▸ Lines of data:
-- Start --

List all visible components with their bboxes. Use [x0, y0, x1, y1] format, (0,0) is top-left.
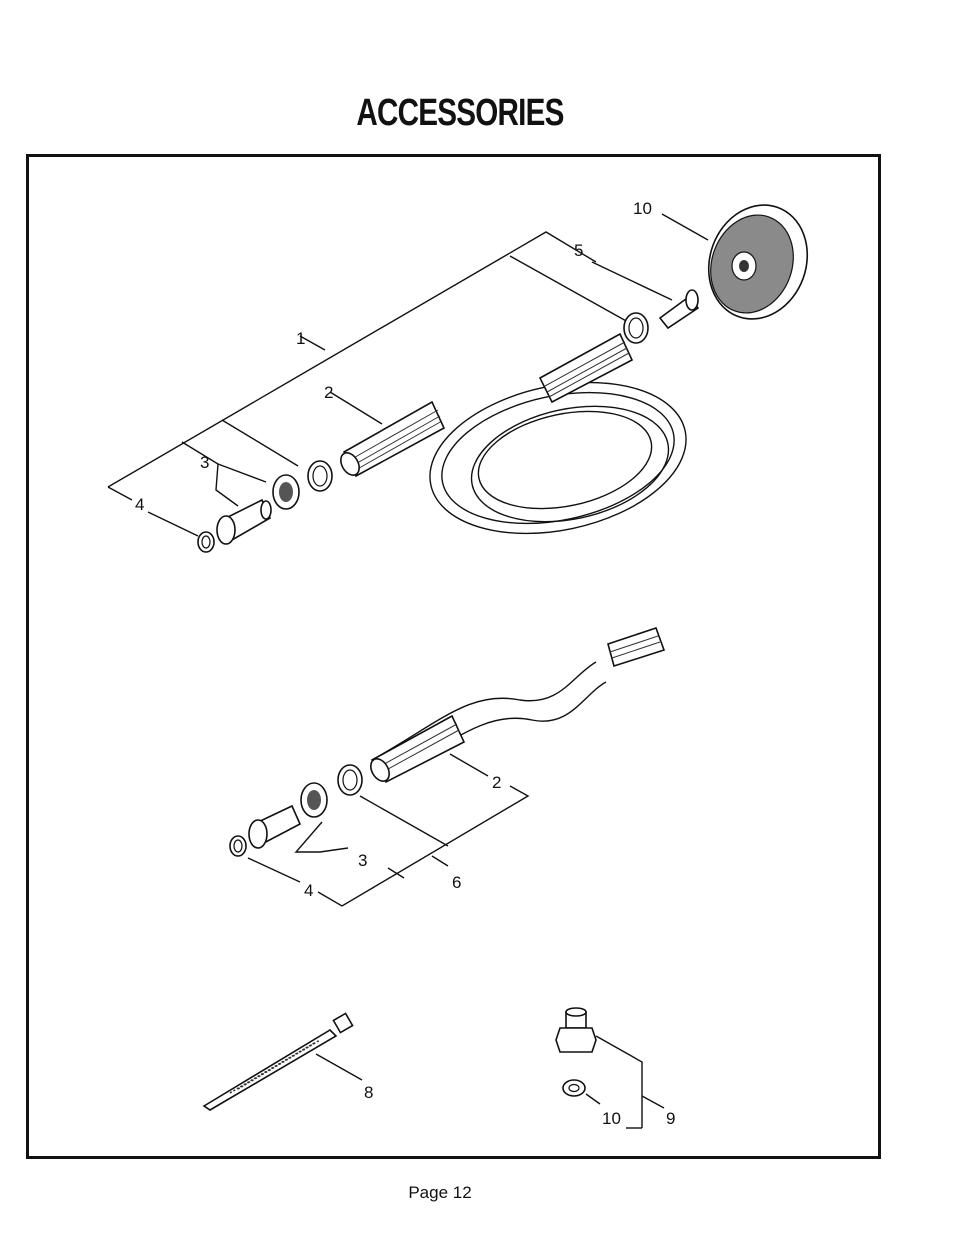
callout-1: 1 — [296, 329, 305, 348]
adapter-9 — [555, 1007, 665, 1128]
callout-4-lower: 4 — [304, 881, 313, 900]
washer-10 — [562, 1079, 642, 1129]
leader-lines-upper — [107, 213, 709, 537]
page-title: ACCESSORIES — [356, 92, 564, 134]
callout-3-upper: 3 — [200, 453, 209, 472]
leader-lines-lower — [247, 753, 530, 907]
callout-5: 5 — [574, 241, 583, 260]
diagram-frame — [26, 154, 881, 1159]
filter-disc-10 — [707, 204, 809, 320]
fittings-lower — [229, 764, 363, 857]
callout-10-upper: 10 — [633, 199, 652, 218]
callout-8: 8 — [364, 1083, 373, 1102]
callout-6: 6 — [452, 873, 461, 892]
hose-lower — [370, 626, 666, 784]
callout-3-lower: 3 — [358, 851, 367, 870]
callout-2-upper: 2 — [324, 383, 333, 402]
callout-2-lower: 2 — [492, 773, 501, 792]
callout-10-lower: 10 — [602, 1109, 621, 1128]
cable-tie-8 — [202, 1012, 363, 1111]
fittings-upper — [197, 289, 700, 553]
hose-upper — [340, 332, 687, 535]
callout-9: 9 — [666, 1109, 675, 1128]
callout-4-upper: 4 — [135, 495, 144, 514]
page-number: Page 12 — [408, 1183, 472, 1202]
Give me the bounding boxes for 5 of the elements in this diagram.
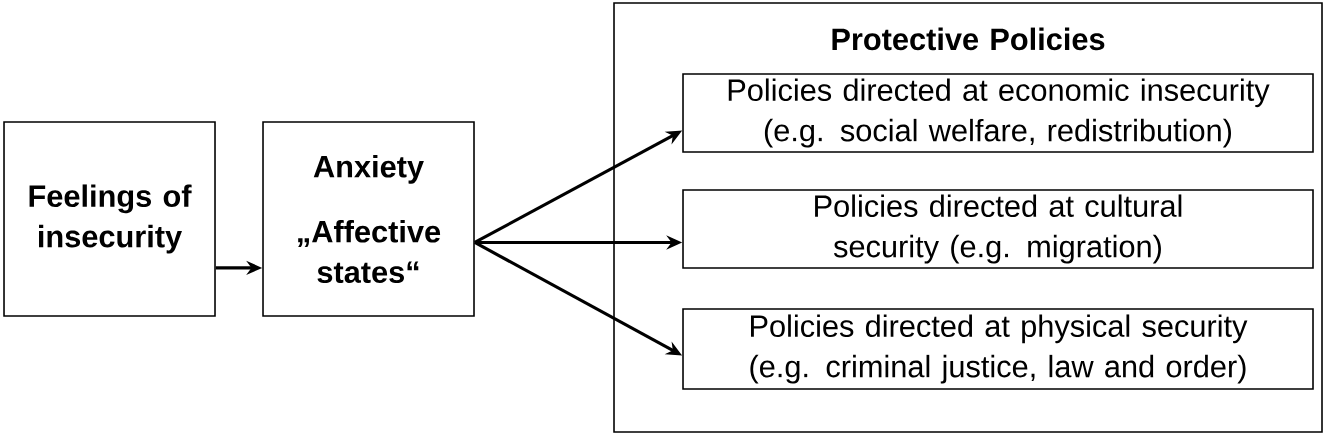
policy-box: Policies directed at physical security (e.g. criminal justice, law and order)	[682, 308, 1314, 390]
concept-box: Anxiety „Affective states“	[262, 121, 475, 317]
concept-box: Feelings of insecurity	[3, 121, 216, 317]
policy-box: Policies directed at cultural security (e.g. migration)	[682, 189, 1314, 269]
policy-box: Policies directed at economic insecurity (e.g. social welfare, redistribution)	[682, 73, 1314, 153]
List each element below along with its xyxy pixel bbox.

-- End --

▸ Brief: Rewrite all of the material above with "bounding boxes" replaced by "coordinate boxes" and everything else left unchanged. Leave the pictures out.

▸ Answer to this task:
List all visible components with their bboxes. Use [x0, y0, x1, y1] format, (0,0) is top-left.
callout-1: 1 — [296, 329, 305, 348]
adapter-9 — [555, 1007, 665, 1128]
callout-4-lower: 4 — [304, 881, 313, 900]
washer-10 — [562, 1079, 642, 1129]
leader-lines-upper — [107, 213, 709, 537]
page-title: ACCESSORIES — [356, 92, 564, 134]
callout-3-upper: 3 — [200, 453, 209, 472]
leader-lines-lower — [247, 753, 530, 907]
callout-5: 5 — [574, 241, 583, 260]
diagram-frame — [26, 154, 881, 1159]
filter-disc-10 — [707, 204, 809, 320]
fittings-lower — [229, 764, 363, 857]
callout-10-upper: 10 — [633, 199, 652, 218]
callout-8: 8 — [364, 1083, 373, 1102]
callout-6: 6 — [452, 873, 461, 892]
hose-lower — [370, 626, 666, 784]
callout-3-lower: 3 — [358, 851, 367, 870]
callout-2-upper: 2 — [324, 383, 333, 402]
callout-2-lower: 2 — [492, 773, 501, 792]
callout-10-lower: 10 — [602, 1109, 621, 1128]
cable-tie-8 — [202, 1012, 363, 1111]
fittings-upper — [197, 289, 700, 553]
hose-upper — [340, 332, 687, 535]
callout-9: 9 — [666, 1109, 675, 1128]
callout-4-upper: 4 — [135, 495, 144, 514]
page-number: Page 12 — [408, 1183, 472, 1202]
Give me the coordinate boxes for 5 of the elements in this diagram.
policy-box: Policies directed at physical security (e.g. criminal justice, law and order)	[682, 308, 1314, 390]
concept-box: Anxiety „Affective states“	[262, 121, 475, 317]
concept-box: Feelings of insecurity	[3, 121, 216, 317]
policy-box: Policies directed at cultural security (e.g. migration)	[682, 189, 1314, 269]
policy-box: Policies directed at economic insecurity (e.g. social welfare, redistribution)	[682, 73, 1314, 153]
List each element below along with its xyxy pixel bbox.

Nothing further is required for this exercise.